**What to produce**
Without changing a character, return the entries, but not the images they hold.

**Data entries for graphics**
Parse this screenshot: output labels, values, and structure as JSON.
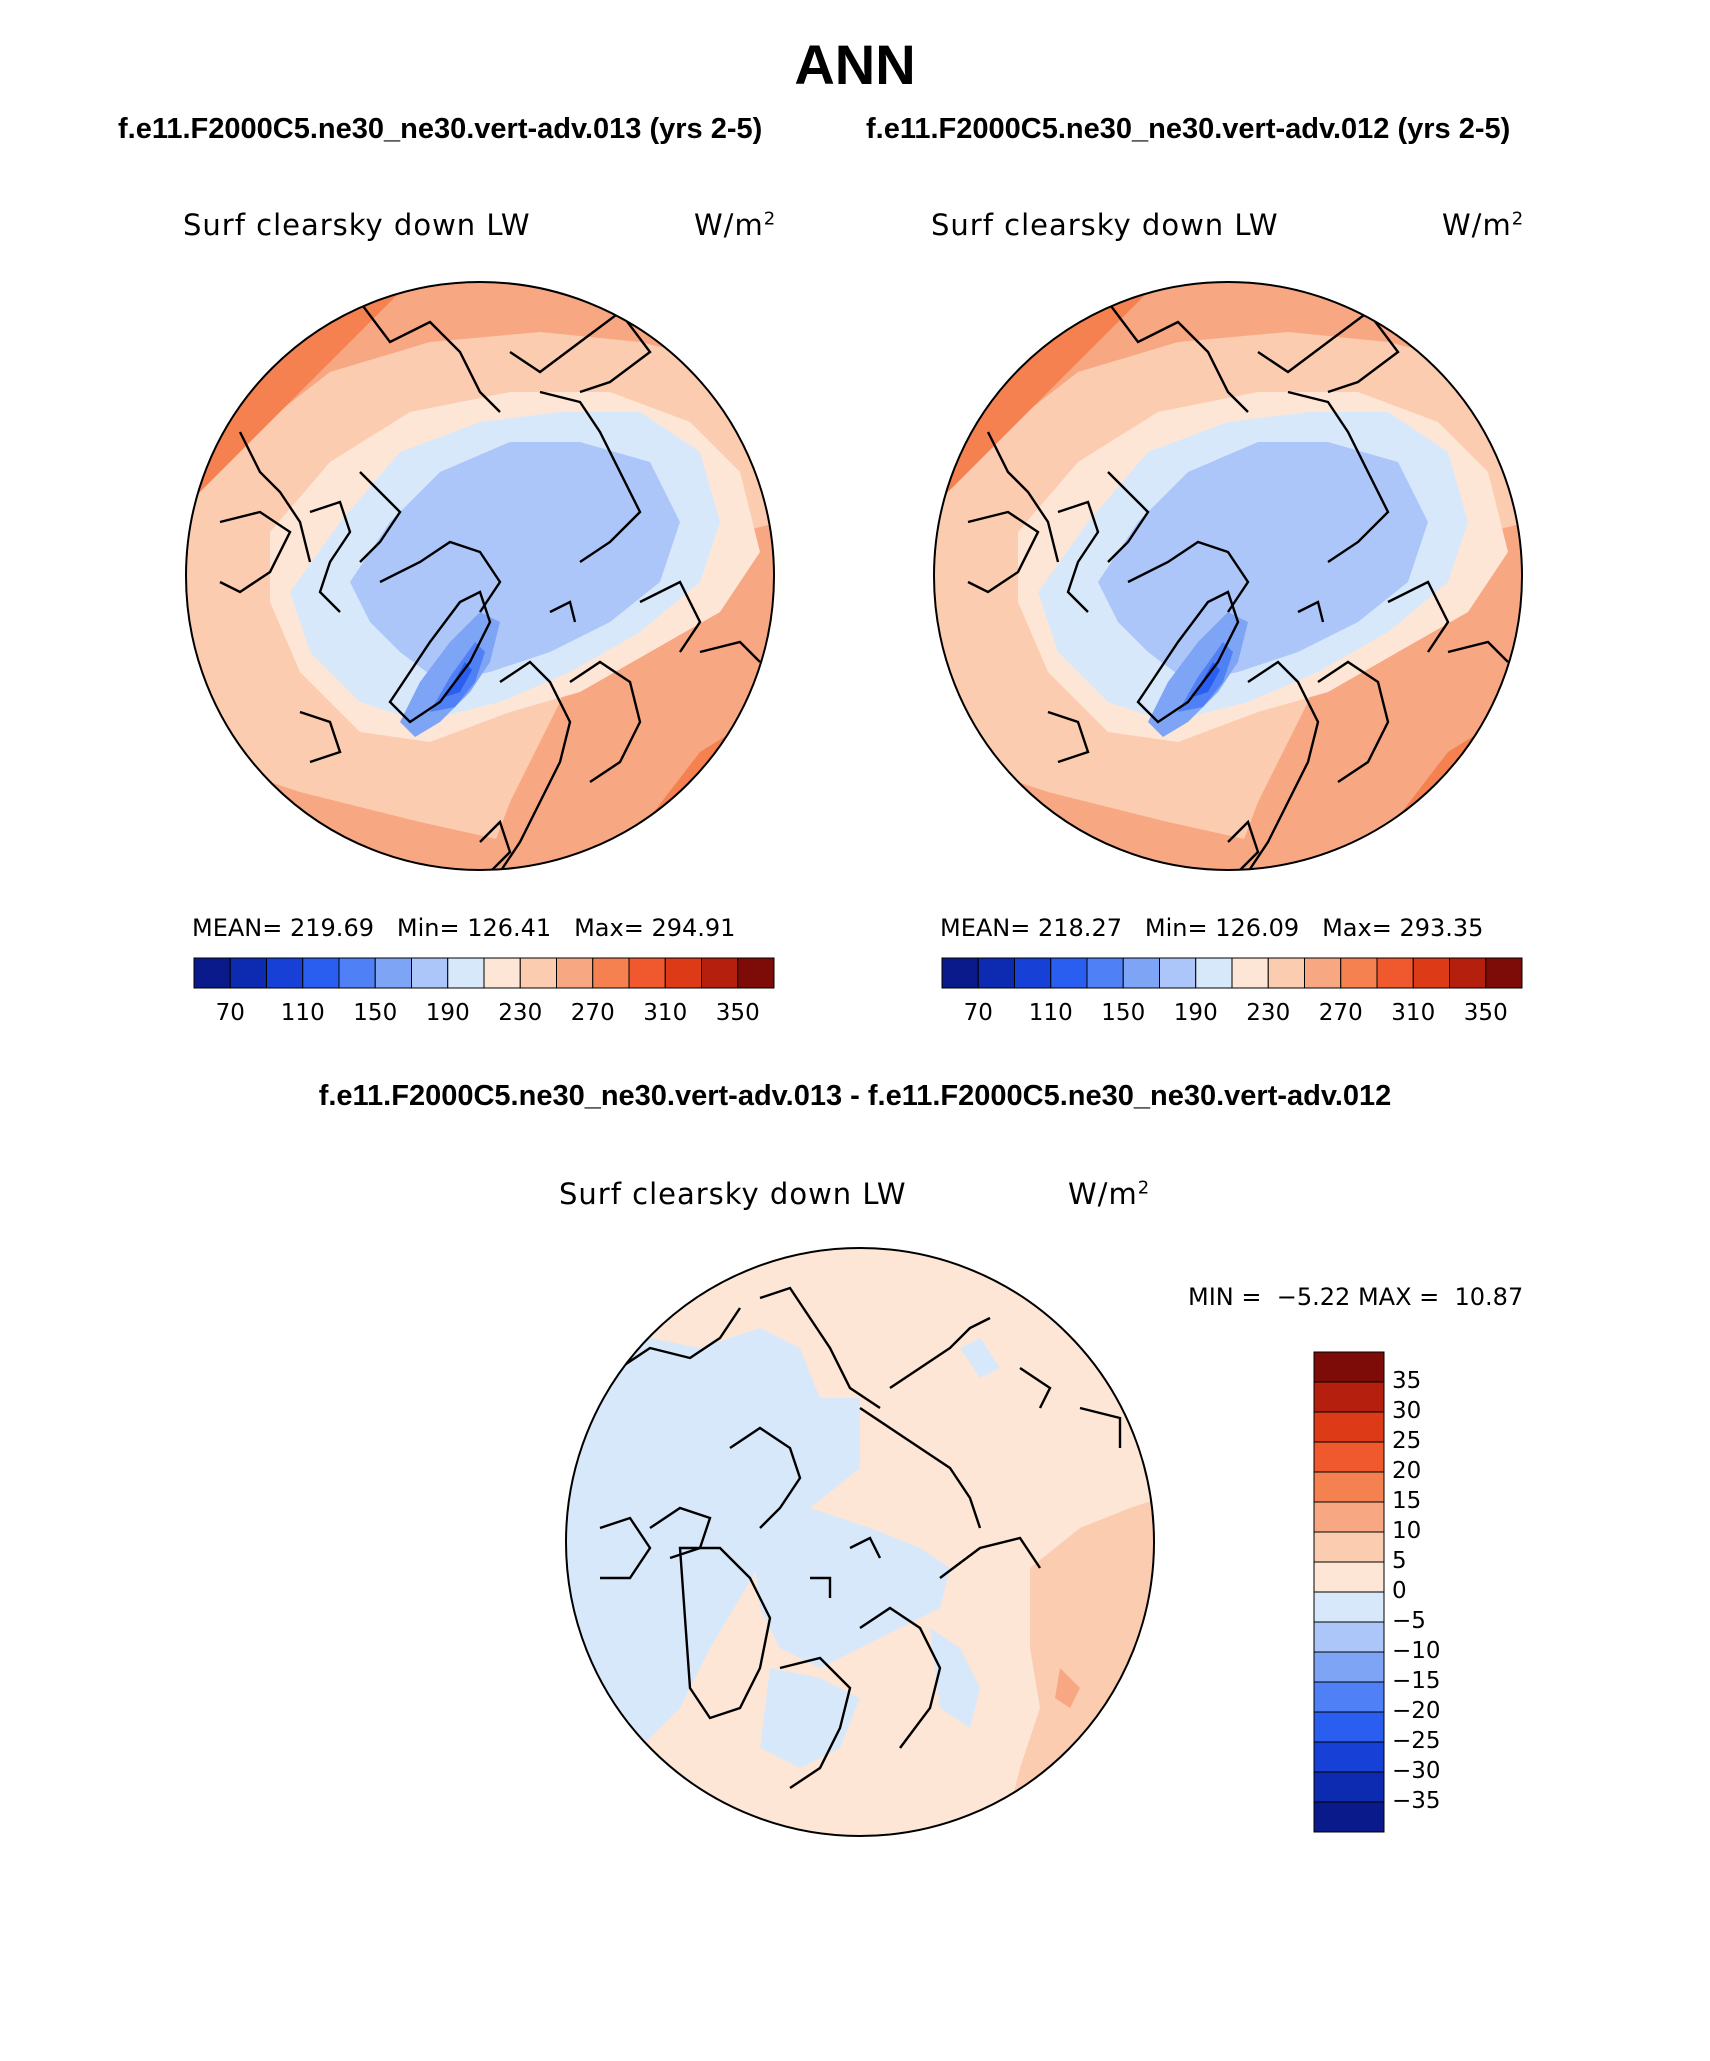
{
  "title": "ANN",
  "top_left": {
    "case": "f.e11.F2000C5.ne30_ne30.vert-adv.013 (yrs 2-5)",
    "variable": "Surf clearsky down LW",
    "units_base": "W/m",
    "units_exp": "2",
    "stats": {
      "mean_label": "MEAN=",
      "mean": "219.69",
      "min_label": "Min=",
      "min": "126.41",
      "max_label": "Max=",
      "max": "294.91"
    }
  },
  "top_right": {
    "case": "f.e11.F2000C5.ne30_ne30.vert-adv.012 (yrs 2-5)",
    "variable": "Surf clearsky down LW",
    "units_base": "W/m",
    "units_exp": "2",
    "stats": {
      "mean_label": "MEAN=",
      "mean": "218.27",
      "min_label": "Min=",
      "min": "126.09",
      "max_label": "Max=",
      "max": "293.35"
    }
  },
  "difference": {
    "title": "f.e11.F2000C5.ne30_ne30.vert-adv.013 - f.e11.F2000C5.ne30_ne30.vert-adv.012",
    "variable": "Surf clearsky down LW",
    "units_base": "W/m",
    "units_exp": "2",
    "minmax": {
      "min_label": "MIN =",
      "min": "−5.22",
      "max_label": "MAX =",
      "max": "10.87"
    }
  },
  "abs_colorbar": {
    "colors": [
      "#0a1a8a",
      "#0c2bb0",
      "#1640d6",
      "#2a5ef0",
      "#4f80f5",
      "#7ea4f6",
      "#adc6fa",
      "#d8e8fb",
      "#fde6d5",
      "#fcccb0",
      "#f8a783",
      "#f4814f",
      "#f0592d",
      "#dd3a17",
      "#b51f0e",
      "#7d0c08"
    ],
    "labels": [
      "70",
      "110",
      "150",
      "190",
      "230",
      "270",
      "310",
      "350"
    ]
  },
  "diff_colorbar": {
    "colors": [
      "#7d0c08",
      "#b51f0e",
      "#dd3a17",
      "#f0592d",
      "#f4814f",
      "#f8a783",
      "#fcccb0",
      "#fde6d5",
      "#d8e8fb",
      "#adc6fa",
      "#7ea4f6",
      "#4f80f5",
      "#2a5ef0",
      "#1640d6",
      "#0c2bb0",
      "#0a1a8a"
    ],
    "labels": [
      "35",
      "30",
      "25",
      "20",
      "15",
      "10",
      "5",
      "0",
      "−5",
      "−10",
      "−15",
      "−20",
      "−25",
      "−30",
      "−35"
    ]
  }
}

**Reply**
Parse this screenshot: output labels, values, and structure as JSON.
{
  "title": "ANN",
  "top_left": {
    "case": "f.e11.F2000C5.ne30_ne30.vert-adv.013 (yrs 2-5)",
    "variable": "Surf clearsky down LW",
    "units_base": "W/m",
    "units_exp": "2",
    "stats": {
      "mean_label": "MEAN=",
      "mean": "219.69",
      "min_label": "Min=",
      "min": "126.41",
      "max_label": "Max=",
      "max": "294.91"
    }
  },
  "top_right": {
    "case": "f.e11.F2000C5.ne30_ne30.vert-adv.012 (yrs 2-5)",
    "variable": "Surf clearsky down LW",
    "units_base": "W/m",
    "units_exp": "2",
    "stats": {
      "mean_label": "MEAN=",
      "mean": "218.27",
      "min_label": "Min=",
      "min": "126.09",
      "max_label": "Max=",
      "max": "293.35"
    }
  },
  "difference": {
    "title": "f.e11.F2000C5.ne30_ne30.vert-adv.013 - f.e11.F2000C5.ne30_ne30.vert-adv.012",
    "variable": "Surf clearsky down LW",
    "units_base": "W/m",
    "units_exp": "2",
    "minmax": {
      "min_label": "MIN =",
      "min": "−5.22",
      "max_label": "MAX =",
      "max": "10.87"
    }
  },
  "abs_colorbar": {
    "colors": [
      "#0a1a8a",
      "#0c2bb0",
      "#1640d6",
      "#2a5ef0",
      "#4f80f5",
      "#7ea4f6",
      "#adc6fa",
      "#d8e8fb",
      "#fde6d5",
      "#fcccb0",
      "#f8a783",
      "#f4814f",
      "#f0592d",
      "#dd3a17",
      "#b51f0e",
      "#7d0c08"
    ],
    "labels": [
      "70",
      "110",
      "150",
      "190",
      "230",
      "270",
      "310",
      "350"
    ]
  },
  "diff_colorbar": {
    "colors": [
      "#7d0c08",
      "#b51f0e",
      "#dd3a17",
      "#f0592d",
      "#f4814f",
      "#f8a783",
      "#fcccb0",
      "#fde6d5",
      "#d8e8fb",
      "#adc6fa",
      "#7ea4f6",
      "#4f80f5",
      "#2a5ef0",
      "#1640d6",
      "#0c2bb0",
      "#0a1a8a"
    ],
    "labels": [
      "35",
      "30",
      "25",
      "20",
      "15",
      "10",
      "5",
      "0",
      "−5",
      "−10",
      "−15",
      "−20",
      "−25",
      "−30",
      "−35"
    ]
  }
}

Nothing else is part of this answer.